Your goal - Please set down all the lines beneath this one exactly, without the pictures.

Given data -
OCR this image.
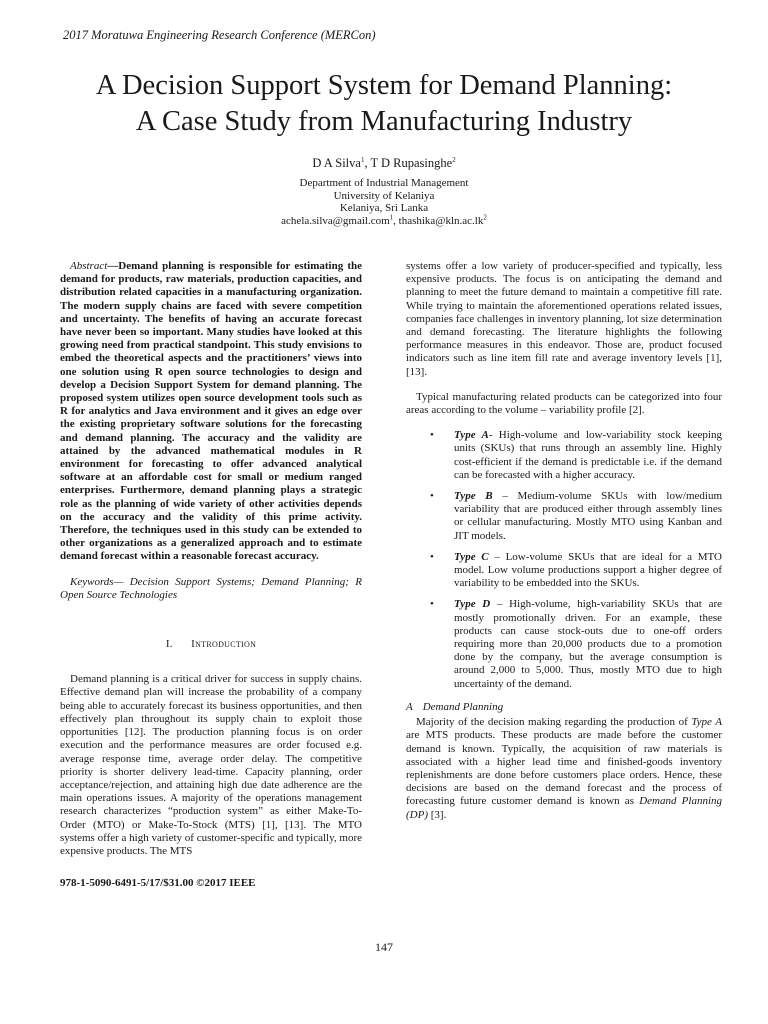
2017 Moratuwa Engineering Research Conference (MERCon)
A Decision Support System for Demand Planning:
A Case Study from Manufacturing Industry
D A Silva$^1$, T D Rupasinghe$^2$
Department of Industrial Management
University of Kelaniya
Kelaniya, Sri Lanka
achela.silva@gmail.com$^1$, $thashika@kln.ac.lk^2$

Abstract—Demand planning is responsible for estimating the demand for products, raw materials, production capacities, and distribution related capacities in a manufacturing organization. The modern supply chains are faced with severe competition and uncertainty. The benefits of having an accurate forecast have never been so important. Many studies have looked at this growing need from practical standpoint. This study envisions to embed the theoretical aspects and the practitioners’ views into one solution using R open source technologies to design and develop a Decision Support System for demand planning. The proposed system utilizes open source development tools such as R for analytics and Java environment and it gives an edge over the existing proprietary software solutions for the forecasting and demand planning. The accuracy and the validity are attained by the advanced mathematical modules in R environment for forecasting to offer advanced analytical software at an affordable cost for small or medium ranged enterprises. Furthermore, demand planning plays a strategic role as the planning of wide variety of other activities depends on the accuracy and the validity of this prime activity. Therefore, the techniques used in this study can be extended to other organizations as a generalized approach and to estimate demand forecast within a reasonable forecast accuracy.

Keywords— Decision Support Systems; Demand Planning; R Open Source Technologies

I. Introduction

Demand planning is a critical driver for success in supply chains. Effective demand plan will increase the probability of a company being able to accurately forecast its business opportunities, and then effectively plan throughout its supply chain to exploit those opportunities [12]. The production planning focus is on order execution and the performance measures are order focused e.g. average response time, average order delay. The competitive priority is shorter delivery lead-time. Capacity planning, order acceptance/rejection, and attaining high due date adherence are the main operations issues. A majority of the operations management research characterizes “production system” as either Make-To-Order (MTO) or Make-To-Stock (MTS) [1], [13]. The MTO systems offer a high variety of customer-specific and typically, more expensive products. The MTS

978-1-5090-6491-5/17/$31.00 ©2017 IEEE

systems offer a low variety of producer-specified and typically, less expensive products. The focus is on anticipating the demand and planning to meet the future demand to maintain a competitive fill rate. While trying to maintain the aforementioned operations related issues, companies face challenges in inventory planning, lot size determination and demand forecasting. The literature highlights the following performance measures in this endeavor. Those are, product focused indicators such as line item fill rate and average inventory levels [1], [13].

Typical manufacturing related products can be categorized into four areas according to the volume – variability profile [2].

• Type A- High-volume and low-variability stock keeping units (SKUs) that runs through an assembly line. Highly cost-efficient if the demand is predictable i.e. if the demand can be forecasted with a higher accuracy.
• Type B – Medium-volume SKUs with low/medium variability that are produced either through assembly lines or cellular manufacturing. Mostly MTO using Kanban and JIT models.
• Type C – Low-volume SKUs that are ideal for a MTO model. Low volume productions support a higher degree of variability to be embedded into the SKUs.
• Type D – High-volume, high-variability SKUs that are mostly promotionally driven. For an example, these products can cause stock-outs due to one-off orders requiring more than 20,000 products due to a promotion done by the company, but the average consumption is around 2,000 to 5,000. Thus, mostly MTO due to high uncertainty of the demand.
A Demand Planning

Majority of the decision making regarding the production of Type A are MTS products. These products are made before the customer demand is known. Typically, the acquisition of raw materials is associated with a higher lead time and finished-goods inventory replenishments are done before customers place orders. Hence, these decisions are based on the demand forecast and the process of forecasting future customer demand is known as Demand Planning (DP) [3].

147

Exercise answer -
OCR this image.
2017 Moratuwa Engineering Research Conference (MERCon)
A Decision Support System for Demand Planning:
A Case Study from Manufacturing Industry
D A Silva$^1$, T D Rupasinghe$^2$
Department of Industrial Management
University of Kelaniya
Kelaniya, Sri Lanka
achela.silva@gmail.com$^1$, $thashika@kln.ac.lk^2$

Abstract—Demand planning is responsible for estimating the demand for products, raw materials, production capacities, and distribution related capacities in a manufacturing organization. The modern supply chains are faced with severe competition and uncertainty. The benefits of having an accurate forecast have never been so important. Many studies have looked at this growing need from practical standpoint. This study envisions to embed the theoretical aspects and the practitioners’ views into one solution using R open source technologies to design and develop a Decision Support System for demand planning. The proposed system utilizes open source development tools such as R for analytics and Java environment and it gives an edge over the existing proprietary software solutions for the forecasting and demand planning. The accuracy and the validity are attained by the advanced mathematical modules in R environment for forecasting to offer advanced analytical software at an affordable cost for small or medium ranged enterprises. Furthermore, demand planning plays a strategic role as the planning of wide variety of other activities depends on the accuracy and the validity of this prime activity. Therefore, the techniques used in this study can be extended to other organizations as a generalized approach and to estimate demand forecast within a reasonable forecast accuracy.

Keywords— Decision Support Systems; Demand Planning; R Open Source Technologies

I. Introduction

Demand planning is a critical driver for success in supply chains. Effective demand plan will increase the probability of a company being able to accurately forecast its business opportunities, and then effectively plan throughout its supply chain to exploit those opportunities [12]. The production planning focus is on order execution and the performance measures are order focused e.g. average response time, average order delay. The competitive priority is shorter delivery lead-time. Capacity planning, order acceptance/rejection, and attaining high due date adherence are the main operations issues. A majority of the operations management research characterizes “production system” as either Make-To-Order (MTO) or Make-To-Stock (MTS) [1], [13]. The MTO systems offer a high variety of customer-specific and typically, more expensive products. The MTS

978-1-5090-6491-5/17/$31.00 ©2017 IEEE

systems offer a low variety of producer-specified and typically, less expensive products. The focus is on anticipating the demand and planning to meet the future demand to maintain a competitive fill rate. While trying to maintain the aforementioned operations related issues, companies face challenges in inventory planning, lot size determination and demand forecasting. The literature highlights the following performance measures in this endeavor. Those are, product focused indicators such as line item fill rate and average inventory levels [1], [13].

Typical manufacturing related products can be categorized into four areas according to the volume – variability profile [2].

• Type A- High-volume and low-variability stock keeping units (SKUs) that runs through an assembly line. Highly cost-efficient if the demand is predictable i.e. if the demand can be forecasted with a higher accuracy.
• Type B – Medium-volume SKUs with low/medium variability that are produced either through assembly lines or cellular manufacturing. Mostly MTO using Kanban and JIT models.
• Type C – Low-volume SKUs that are ideal for a MTO model. Low volume productions support a higher degree of variability to be embedded into the SKUs.
• Type D – High-volume, high-variability SKUs that are mostly promotionally driven. For an example, these products can cause stock-outs due to one-off orders requiring more than 20,000 products due to a promotion done by the company, but the average consumption is around 2,000 to 5,000. Thus, mostly MTO due to high uncertainty of the demand.
A Demand Planning

Majority of the decision making regarding the production of Type A are MTS products. These products are made before the customer demand is known. Typically, the acquisition of raw materials is associated with a higher lead time and finished-goods inventory replenishments are done before customers place orders. Hence, these decisions are based on the demand forecast and the process of forecasting future customer demand is known as Demand Planning (DP) [3].

147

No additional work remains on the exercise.